### Short task
From the records below, pull each line that has "this".

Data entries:
====

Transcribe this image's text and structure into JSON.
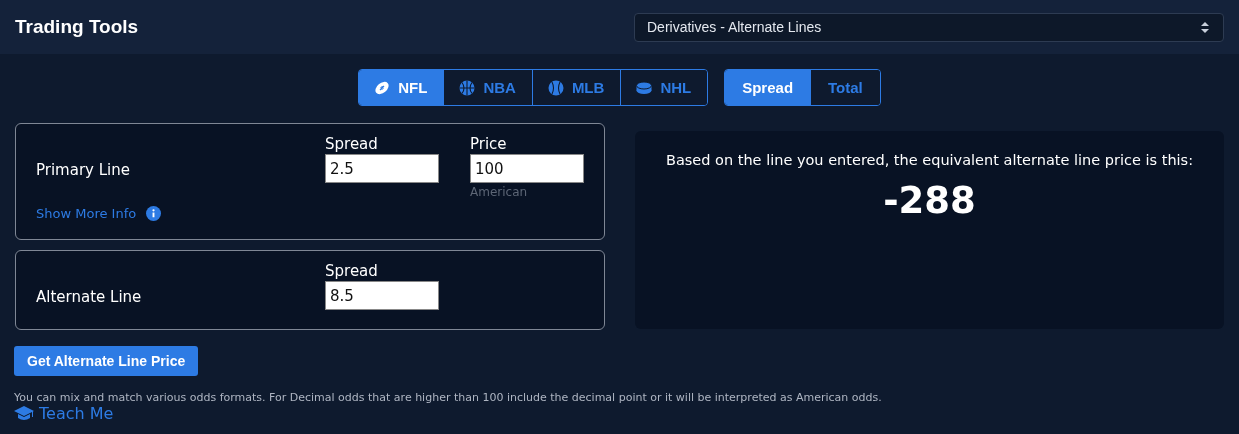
{
  "header": {
    "title": "Trading Tools",
    "tool_select": {
      "value": "Derivatives - Alternate Lines"
    }
  },
  "sports": [
    {
      "label": "NFL",
      "selected": true
    },
    {
      "label": "NBA",
      "selected": false
    },
    {
      "label": "MLB",
      "selected": false
    },
    {
      "label": "NHL",
      "selected": false
    }
  ],
  "bet_types": [
    {
      "label": "Spread",
      "selected": true
    },
    {
      "label": "Total",
      "selected": false
    }
  ],
  "primary_line": {
    "label": "Primary Line",
    "fields": [
      {
        "label": "Spread",
        "value": "2.5"
      },
      {
        "label": "Price",
        "value": "100",
        "hint": "American"
      }
    ],
    "link": "Show More Info"
  },
  "alternate_line": {
    "label": "Alternate Line",
    "fields": [
      {
        "label": "Spread",
        "value": "8.5"
      }
    ]
  },
  "result": {
    "text": "Based on the line you entered, the equivalent alternate line price is this:",
    "value": "-288"
  },
  "submit_button": "Get Alternate Line Price",
  "note": "You can mix and match various odds formats. For Decimal odds that are higher than 100 include the decimal point or it will be interpreted as American odds.",
  "teach_link": "Teach Me"
}
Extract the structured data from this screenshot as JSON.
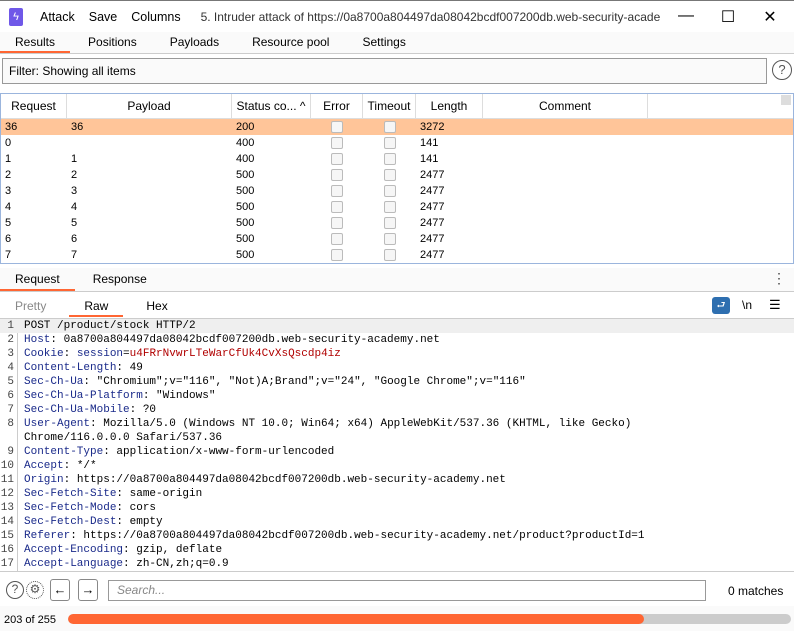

====

### Exercise solution
Transcribe this image's text and structure into JSON.
    "text": "Based on the line you entered, the equivalent alternate line price is this:",
Extract the structured data from this screenshot as JSON.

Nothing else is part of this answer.